_GIVEN TASK_
Every line below is to be copied exactly, with the pictures left out.

_Records from a dataset_

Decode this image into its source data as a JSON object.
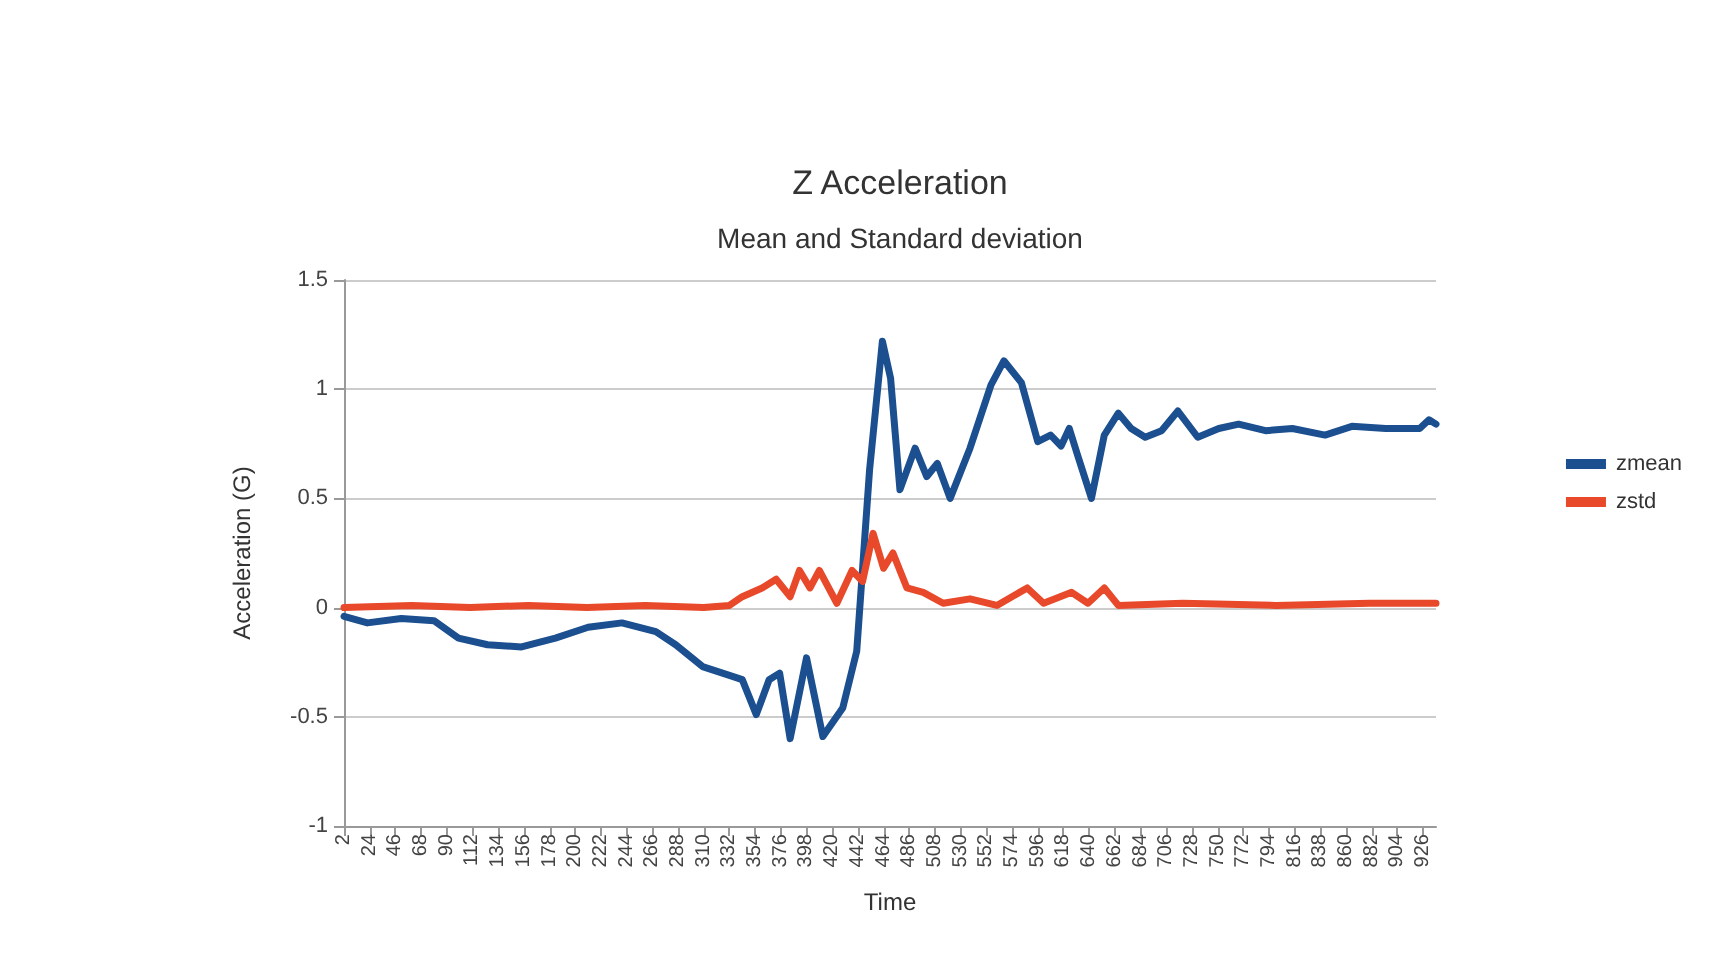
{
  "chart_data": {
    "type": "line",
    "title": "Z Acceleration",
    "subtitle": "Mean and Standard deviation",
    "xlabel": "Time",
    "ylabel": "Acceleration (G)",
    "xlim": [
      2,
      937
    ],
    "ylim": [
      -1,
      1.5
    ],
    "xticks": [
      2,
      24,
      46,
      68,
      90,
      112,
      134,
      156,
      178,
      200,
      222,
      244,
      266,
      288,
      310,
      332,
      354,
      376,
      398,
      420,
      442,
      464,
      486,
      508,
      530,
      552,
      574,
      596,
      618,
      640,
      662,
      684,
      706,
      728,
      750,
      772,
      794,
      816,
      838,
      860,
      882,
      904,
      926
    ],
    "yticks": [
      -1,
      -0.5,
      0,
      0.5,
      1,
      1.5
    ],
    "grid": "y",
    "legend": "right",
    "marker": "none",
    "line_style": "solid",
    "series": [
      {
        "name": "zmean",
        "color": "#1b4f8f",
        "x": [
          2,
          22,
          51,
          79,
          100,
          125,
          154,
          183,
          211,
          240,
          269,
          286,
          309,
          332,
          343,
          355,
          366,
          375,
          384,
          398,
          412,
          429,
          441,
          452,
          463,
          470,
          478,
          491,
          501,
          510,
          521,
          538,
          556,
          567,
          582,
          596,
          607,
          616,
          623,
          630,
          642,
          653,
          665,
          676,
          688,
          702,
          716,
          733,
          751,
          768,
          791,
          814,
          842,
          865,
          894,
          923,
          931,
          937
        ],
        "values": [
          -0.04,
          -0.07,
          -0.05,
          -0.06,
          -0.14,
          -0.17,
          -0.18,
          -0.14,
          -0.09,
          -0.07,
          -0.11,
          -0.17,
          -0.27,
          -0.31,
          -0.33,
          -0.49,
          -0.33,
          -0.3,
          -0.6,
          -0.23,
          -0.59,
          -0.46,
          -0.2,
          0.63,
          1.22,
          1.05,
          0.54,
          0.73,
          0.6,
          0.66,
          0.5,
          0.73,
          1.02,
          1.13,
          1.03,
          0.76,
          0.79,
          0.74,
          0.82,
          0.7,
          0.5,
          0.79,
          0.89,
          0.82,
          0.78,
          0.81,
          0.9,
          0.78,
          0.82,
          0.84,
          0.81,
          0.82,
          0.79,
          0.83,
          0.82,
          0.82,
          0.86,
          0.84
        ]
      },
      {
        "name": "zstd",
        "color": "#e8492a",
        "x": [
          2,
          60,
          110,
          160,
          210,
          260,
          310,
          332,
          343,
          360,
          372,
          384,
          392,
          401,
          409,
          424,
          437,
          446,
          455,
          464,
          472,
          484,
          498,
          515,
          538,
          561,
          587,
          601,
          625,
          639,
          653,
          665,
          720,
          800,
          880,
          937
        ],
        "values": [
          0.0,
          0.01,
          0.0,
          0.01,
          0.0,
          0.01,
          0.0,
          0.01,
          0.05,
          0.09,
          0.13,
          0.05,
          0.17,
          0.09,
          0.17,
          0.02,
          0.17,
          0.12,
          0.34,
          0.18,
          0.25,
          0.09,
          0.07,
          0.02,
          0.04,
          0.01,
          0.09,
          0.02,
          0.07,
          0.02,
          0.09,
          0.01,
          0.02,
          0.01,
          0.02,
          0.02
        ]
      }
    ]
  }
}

_FULL SOLUTION_
Decode this image into its source data as a JSON object.
{
  "chart_data": {
    "type": "line",
    "title": "Z Acceleration",
    "subtitle": "Mean and Standard deviation",
    "xlabel": "Time",
    "ylabel": "Acceleration (G)",
    "xlim": [
      2,
      937
    ],
    "ylim": [
      -1,
      1.5
    ],
    "xticks": [
      2,
      24,
      46,
      68,
      90,
      112,
      134,
      156,
      178,
      200,
      222,
      244,
      266,
      288,
      310,
      332,
      354,
      376,
      398,
      420,
      442,
      464,
      486,
      508,
      530,
      552,
      574,
      596,
      618,
      640,
      662,
      684,
      706,
      728,
      750,
      772,
      794,
      816,
      838,
      860,
      882,
      904,
      926
    ],
    "yticks": [
      -1,
      -0.5,
      0,
      0.5,
      1,
      1.5
    ],
    "grid": "y",
    "legend": "right",
    "marker": "none",
    "line_style": "solid",
    "series": [
      {
        "name": "zmean",
        "color": "#1b4f8f",
        "x": [
          2,
          22,
          51,
          79,
          100,
          125,
          154,
          183,
          211,
          240,
          269,
          286,
          309,
          332,
          343,
          355,
          366,
          375,
          384,
          398,
          412,
          429,
          441,
          452,
          463,
          470,
          478,
          491,
          501,
          510,
          521,
          538,
          556,
          567,
          582,
          596,
          607,
          616,
          623,
          630,
          642,
          653,
          665,
          676,
          688,
          702,
          716,
          733,
          751,
          768,
          791,
          814,
          842,
          865,
          894,
          923,
          931,
          937
        ],
        "values": [
          -0.04,
          -0.07,
          -0.05,
          -0.06,
          -0.14,
          -0.17,
          -0.18,
          -0.14,
          -0.09,
          -0.07,
          -0.11,
          -0.17,
          -0.27,
          -0.31,
          -0.33,
          -0.49,
          -0.33,
          -0.3,
          -0.6,
          -0.23,
          -0.59,
          -0.46,
          -0.2,
          0.63,
          1.22,
          1.05,
          0.54,
          0.73,
          0.6,
          0.66,
          0.5,
          0.73,
          1.02,
          1.13,
          1.03,
          0.76,
          0.79,
          0.74,
          0.82,
          0.7,
          0.5,
          0.79,
          0.89,
          0.82,
          0.78,
          0.81,
          0.9,
          0.78,
          0.82,
          0.84,
          0.81,
          0.82,
          0.79,
          0.83,
          0.82,
          0.82,
          0.86,
          0.84
        ]
      },
      {
        "name": "zstd",
        "color": "#e8492a",
        "x": [
          2,
          60,
          110,
          160,
          210,
          260,
          310,
          332,
          343,
          360,
          372,
          384,
          392,
          401,
          409,
          424,
          437,
          446,
          455,
          464,
          472,
          484,
          498,
          515,
          538,
          561,
          587,
          601,
          625,
          639,
          653,
          665,
          720,
          800,
          880,
          937
        ],
        "values": [
          0.0,
          0.01,
          0.0,
          0.01,
          0.0,
          0.01,
          0.0,
          0.01,
          0.05,
          0.09,
          0.13,
          0.05,
          0.17,
          0.09,
          0.17,
          0.02,
          0.17,
          0.12,
          0.34,
          0.18,
          0.25,
          0.09,
          0.07,
          0.02,
          0.04,
          0.01,
          0.09,
          0.02,
          0.07,
          0.02,
          0.09,
          0.01,
          0.02,
          0.01,
          0.02,
          0.02
        ]
      }
    ]
  }
}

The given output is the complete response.